▶ **YOUR INSTRUCTIONS**
Count every line that holds the string "name", and report the number alone.

Data entries
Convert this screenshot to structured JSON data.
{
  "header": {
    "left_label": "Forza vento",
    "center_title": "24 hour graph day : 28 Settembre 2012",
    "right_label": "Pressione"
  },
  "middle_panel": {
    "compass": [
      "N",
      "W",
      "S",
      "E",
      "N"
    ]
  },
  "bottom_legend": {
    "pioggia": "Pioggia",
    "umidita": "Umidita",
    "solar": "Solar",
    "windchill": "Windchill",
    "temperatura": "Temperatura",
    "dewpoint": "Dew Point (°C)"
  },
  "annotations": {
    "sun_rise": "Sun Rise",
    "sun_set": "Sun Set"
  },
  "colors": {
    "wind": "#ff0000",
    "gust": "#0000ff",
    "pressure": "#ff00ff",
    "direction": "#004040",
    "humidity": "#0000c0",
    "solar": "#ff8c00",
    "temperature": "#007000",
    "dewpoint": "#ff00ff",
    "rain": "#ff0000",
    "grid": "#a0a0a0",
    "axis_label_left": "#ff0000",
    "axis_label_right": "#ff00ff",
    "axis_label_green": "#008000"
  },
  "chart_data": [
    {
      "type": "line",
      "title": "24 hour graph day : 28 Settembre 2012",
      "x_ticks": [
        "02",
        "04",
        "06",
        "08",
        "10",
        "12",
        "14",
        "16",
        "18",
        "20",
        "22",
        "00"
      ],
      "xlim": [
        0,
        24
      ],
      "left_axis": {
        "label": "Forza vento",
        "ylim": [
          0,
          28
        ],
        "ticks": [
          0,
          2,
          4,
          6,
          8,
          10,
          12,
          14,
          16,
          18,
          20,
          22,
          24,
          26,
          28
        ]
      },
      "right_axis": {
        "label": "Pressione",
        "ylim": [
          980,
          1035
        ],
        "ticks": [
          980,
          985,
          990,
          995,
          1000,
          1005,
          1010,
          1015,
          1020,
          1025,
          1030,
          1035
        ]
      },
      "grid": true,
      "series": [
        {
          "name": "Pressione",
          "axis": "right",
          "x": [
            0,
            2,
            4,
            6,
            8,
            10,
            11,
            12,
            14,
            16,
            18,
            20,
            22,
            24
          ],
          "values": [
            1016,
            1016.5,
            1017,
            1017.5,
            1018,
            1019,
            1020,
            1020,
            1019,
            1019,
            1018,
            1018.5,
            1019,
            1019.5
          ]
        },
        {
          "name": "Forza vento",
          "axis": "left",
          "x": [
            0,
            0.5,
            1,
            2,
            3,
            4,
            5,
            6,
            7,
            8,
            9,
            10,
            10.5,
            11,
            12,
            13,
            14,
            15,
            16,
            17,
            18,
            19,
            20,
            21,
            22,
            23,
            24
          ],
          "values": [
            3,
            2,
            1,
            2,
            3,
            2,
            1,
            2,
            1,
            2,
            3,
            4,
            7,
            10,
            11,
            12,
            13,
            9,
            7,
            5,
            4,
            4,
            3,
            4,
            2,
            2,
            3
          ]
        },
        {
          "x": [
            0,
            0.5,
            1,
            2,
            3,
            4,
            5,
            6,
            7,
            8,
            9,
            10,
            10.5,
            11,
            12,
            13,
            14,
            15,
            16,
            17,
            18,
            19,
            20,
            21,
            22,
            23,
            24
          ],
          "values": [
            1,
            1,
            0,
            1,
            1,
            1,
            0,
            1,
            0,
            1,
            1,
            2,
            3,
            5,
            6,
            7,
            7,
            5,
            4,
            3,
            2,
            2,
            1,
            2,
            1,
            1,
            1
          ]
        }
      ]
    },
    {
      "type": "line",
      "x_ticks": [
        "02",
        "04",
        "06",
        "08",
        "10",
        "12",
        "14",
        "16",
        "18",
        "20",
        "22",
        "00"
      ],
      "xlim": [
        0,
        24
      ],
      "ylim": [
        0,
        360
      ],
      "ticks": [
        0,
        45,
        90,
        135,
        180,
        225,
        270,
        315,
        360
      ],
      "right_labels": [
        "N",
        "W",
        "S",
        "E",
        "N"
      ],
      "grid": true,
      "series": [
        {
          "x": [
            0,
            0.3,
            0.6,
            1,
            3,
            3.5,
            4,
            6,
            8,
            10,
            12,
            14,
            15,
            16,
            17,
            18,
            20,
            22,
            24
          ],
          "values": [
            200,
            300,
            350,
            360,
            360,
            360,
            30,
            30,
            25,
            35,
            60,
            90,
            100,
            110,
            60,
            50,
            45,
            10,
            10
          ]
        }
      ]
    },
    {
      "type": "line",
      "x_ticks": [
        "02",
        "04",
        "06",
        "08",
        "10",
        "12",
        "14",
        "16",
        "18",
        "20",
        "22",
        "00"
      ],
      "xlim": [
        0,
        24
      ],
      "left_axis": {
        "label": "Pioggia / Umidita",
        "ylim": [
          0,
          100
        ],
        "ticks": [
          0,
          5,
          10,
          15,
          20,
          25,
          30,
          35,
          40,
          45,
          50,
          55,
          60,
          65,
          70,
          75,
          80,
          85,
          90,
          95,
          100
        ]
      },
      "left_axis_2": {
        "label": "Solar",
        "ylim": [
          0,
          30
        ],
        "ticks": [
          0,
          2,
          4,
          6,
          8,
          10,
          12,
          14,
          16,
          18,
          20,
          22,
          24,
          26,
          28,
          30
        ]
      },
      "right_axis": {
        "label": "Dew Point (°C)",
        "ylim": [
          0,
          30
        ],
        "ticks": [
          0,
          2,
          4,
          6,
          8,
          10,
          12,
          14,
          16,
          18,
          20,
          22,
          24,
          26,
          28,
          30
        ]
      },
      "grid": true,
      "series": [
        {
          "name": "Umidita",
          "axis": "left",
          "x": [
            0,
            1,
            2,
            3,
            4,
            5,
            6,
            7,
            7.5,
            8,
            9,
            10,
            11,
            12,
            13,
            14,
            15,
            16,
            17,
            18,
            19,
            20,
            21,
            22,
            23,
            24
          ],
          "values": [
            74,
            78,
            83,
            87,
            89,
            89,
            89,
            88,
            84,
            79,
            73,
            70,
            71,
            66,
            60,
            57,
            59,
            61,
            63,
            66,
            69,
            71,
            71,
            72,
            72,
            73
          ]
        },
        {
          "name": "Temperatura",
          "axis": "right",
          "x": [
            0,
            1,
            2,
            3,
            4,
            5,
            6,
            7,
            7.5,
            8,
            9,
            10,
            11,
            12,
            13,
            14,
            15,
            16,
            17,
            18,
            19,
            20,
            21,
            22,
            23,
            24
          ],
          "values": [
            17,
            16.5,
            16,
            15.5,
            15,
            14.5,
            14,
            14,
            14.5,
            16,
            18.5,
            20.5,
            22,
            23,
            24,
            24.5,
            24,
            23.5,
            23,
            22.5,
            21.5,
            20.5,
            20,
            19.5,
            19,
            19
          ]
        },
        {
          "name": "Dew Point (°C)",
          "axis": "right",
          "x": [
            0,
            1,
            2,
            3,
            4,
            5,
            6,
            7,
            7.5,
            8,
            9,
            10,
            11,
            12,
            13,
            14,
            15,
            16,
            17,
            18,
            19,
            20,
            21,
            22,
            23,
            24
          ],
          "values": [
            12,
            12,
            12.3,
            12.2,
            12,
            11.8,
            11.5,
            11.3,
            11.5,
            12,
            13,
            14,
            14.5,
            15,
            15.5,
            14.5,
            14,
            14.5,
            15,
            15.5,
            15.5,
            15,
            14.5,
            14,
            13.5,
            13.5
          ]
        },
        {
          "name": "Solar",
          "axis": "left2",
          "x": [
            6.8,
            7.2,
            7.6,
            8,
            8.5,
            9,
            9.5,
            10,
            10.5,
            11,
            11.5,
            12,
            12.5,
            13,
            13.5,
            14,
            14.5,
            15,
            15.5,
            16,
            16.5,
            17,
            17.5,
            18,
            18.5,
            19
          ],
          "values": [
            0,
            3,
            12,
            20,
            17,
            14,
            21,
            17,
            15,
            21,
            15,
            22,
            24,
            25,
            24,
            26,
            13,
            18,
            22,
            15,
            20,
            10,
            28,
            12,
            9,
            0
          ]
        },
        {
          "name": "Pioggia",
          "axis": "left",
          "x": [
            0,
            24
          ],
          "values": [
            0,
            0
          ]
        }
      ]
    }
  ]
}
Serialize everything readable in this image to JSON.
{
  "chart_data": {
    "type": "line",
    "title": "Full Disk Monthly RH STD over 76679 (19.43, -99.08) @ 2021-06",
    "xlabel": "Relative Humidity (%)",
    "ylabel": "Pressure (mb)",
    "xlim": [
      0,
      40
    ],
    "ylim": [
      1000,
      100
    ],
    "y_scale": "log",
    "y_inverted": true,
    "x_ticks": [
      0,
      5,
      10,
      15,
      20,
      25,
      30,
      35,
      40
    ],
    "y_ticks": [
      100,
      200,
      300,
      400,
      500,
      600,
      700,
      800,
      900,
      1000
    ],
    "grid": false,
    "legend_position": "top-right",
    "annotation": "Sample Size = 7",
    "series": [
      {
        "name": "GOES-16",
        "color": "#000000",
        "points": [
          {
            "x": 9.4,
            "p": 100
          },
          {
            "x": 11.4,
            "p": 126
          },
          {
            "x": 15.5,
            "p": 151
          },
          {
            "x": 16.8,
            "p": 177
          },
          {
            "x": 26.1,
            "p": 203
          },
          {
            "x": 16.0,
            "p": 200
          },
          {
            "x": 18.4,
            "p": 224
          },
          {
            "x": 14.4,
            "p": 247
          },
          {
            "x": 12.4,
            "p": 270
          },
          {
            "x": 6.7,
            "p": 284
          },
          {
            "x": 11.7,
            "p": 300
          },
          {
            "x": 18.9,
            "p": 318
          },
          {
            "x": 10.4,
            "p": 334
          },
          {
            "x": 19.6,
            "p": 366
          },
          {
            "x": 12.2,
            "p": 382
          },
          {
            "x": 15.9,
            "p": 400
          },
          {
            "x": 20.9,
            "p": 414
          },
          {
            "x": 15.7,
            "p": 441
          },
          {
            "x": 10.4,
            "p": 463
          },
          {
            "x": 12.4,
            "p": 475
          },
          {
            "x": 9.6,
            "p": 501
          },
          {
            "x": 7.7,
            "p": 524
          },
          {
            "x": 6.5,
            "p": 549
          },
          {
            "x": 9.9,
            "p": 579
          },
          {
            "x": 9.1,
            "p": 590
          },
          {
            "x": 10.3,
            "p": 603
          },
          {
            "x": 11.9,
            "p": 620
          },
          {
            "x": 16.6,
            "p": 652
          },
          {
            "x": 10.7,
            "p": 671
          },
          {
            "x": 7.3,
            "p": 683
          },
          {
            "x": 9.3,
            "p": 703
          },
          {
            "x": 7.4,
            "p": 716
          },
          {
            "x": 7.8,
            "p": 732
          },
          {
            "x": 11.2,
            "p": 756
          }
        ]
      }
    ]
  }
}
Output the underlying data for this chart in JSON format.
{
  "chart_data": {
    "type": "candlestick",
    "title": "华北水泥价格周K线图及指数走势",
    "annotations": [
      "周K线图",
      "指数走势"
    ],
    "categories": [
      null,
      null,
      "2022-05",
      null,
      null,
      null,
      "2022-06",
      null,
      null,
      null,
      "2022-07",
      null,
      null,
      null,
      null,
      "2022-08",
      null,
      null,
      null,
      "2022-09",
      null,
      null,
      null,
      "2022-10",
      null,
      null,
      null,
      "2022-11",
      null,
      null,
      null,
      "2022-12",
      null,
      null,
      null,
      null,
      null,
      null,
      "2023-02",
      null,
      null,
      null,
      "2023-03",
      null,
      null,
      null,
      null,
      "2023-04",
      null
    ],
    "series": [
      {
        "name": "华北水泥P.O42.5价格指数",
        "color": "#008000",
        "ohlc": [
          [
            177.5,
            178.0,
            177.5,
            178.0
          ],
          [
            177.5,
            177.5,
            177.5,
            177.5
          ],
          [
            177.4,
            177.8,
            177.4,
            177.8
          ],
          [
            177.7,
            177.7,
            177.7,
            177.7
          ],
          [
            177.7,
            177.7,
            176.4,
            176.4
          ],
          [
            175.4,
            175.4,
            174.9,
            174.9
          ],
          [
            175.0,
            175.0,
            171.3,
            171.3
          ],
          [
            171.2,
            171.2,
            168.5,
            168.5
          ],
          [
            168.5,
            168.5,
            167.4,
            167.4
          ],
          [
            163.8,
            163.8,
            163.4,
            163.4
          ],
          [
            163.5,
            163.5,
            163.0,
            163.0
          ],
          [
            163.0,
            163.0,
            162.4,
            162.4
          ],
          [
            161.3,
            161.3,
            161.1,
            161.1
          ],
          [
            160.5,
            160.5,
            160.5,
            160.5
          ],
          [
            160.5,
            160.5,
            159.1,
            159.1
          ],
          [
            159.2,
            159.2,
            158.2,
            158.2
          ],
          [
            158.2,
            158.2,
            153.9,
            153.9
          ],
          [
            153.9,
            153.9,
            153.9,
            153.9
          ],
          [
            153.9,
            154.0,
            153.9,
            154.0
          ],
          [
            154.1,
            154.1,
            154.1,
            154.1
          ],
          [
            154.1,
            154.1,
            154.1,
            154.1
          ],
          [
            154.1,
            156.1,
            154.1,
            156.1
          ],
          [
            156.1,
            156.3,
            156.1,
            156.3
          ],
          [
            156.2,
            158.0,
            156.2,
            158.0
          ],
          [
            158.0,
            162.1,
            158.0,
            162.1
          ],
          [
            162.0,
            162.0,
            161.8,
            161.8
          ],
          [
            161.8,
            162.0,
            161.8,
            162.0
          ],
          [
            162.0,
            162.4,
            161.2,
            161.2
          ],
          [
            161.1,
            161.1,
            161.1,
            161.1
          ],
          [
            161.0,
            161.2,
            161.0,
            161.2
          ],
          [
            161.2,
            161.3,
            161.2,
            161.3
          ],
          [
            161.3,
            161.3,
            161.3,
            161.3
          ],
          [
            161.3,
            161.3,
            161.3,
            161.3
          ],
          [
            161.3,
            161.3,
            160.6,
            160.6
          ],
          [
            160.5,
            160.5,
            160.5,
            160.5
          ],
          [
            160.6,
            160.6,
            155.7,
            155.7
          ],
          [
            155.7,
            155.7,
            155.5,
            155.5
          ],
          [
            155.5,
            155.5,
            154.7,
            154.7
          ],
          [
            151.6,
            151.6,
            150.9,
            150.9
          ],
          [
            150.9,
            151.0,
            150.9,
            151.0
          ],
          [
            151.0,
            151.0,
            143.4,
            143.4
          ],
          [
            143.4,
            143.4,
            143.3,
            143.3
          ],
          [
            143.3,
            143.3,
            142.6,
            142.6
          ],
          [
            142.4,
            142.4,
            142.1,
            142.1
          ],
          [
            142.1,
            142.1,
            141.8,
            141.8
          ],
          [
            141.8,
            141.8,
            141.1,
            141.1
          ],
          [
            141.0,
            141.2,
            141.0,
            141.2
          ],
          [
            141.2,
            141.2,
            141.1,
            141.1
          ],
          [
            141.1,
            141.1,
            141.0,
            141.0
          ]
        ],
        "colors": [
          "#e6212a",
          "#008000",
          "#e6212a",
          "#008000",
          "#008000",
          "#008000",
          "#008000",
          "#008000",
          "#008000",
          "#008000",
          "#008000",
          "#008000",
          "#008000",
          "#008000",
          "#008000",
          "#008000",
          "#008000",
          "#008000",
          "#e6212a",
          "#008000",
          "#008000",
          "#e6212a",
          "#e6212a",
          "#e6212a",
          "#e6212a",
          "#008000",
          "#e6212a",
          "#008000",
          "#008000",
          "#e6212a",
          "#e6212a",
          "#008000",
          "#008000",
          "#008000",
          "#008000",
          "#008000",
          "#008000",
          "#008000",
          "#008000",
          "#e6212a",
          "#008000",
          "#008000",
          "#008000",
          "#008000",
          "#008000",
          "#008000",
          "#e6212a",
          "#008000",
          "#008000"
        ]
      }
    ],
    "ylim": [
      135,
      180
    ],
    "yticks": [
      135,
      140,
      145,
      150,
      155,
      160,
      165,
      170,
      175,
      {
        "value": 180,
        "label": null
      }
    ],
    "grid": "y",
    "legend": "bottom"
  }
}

▶ **EXERCISE ANSWER**
9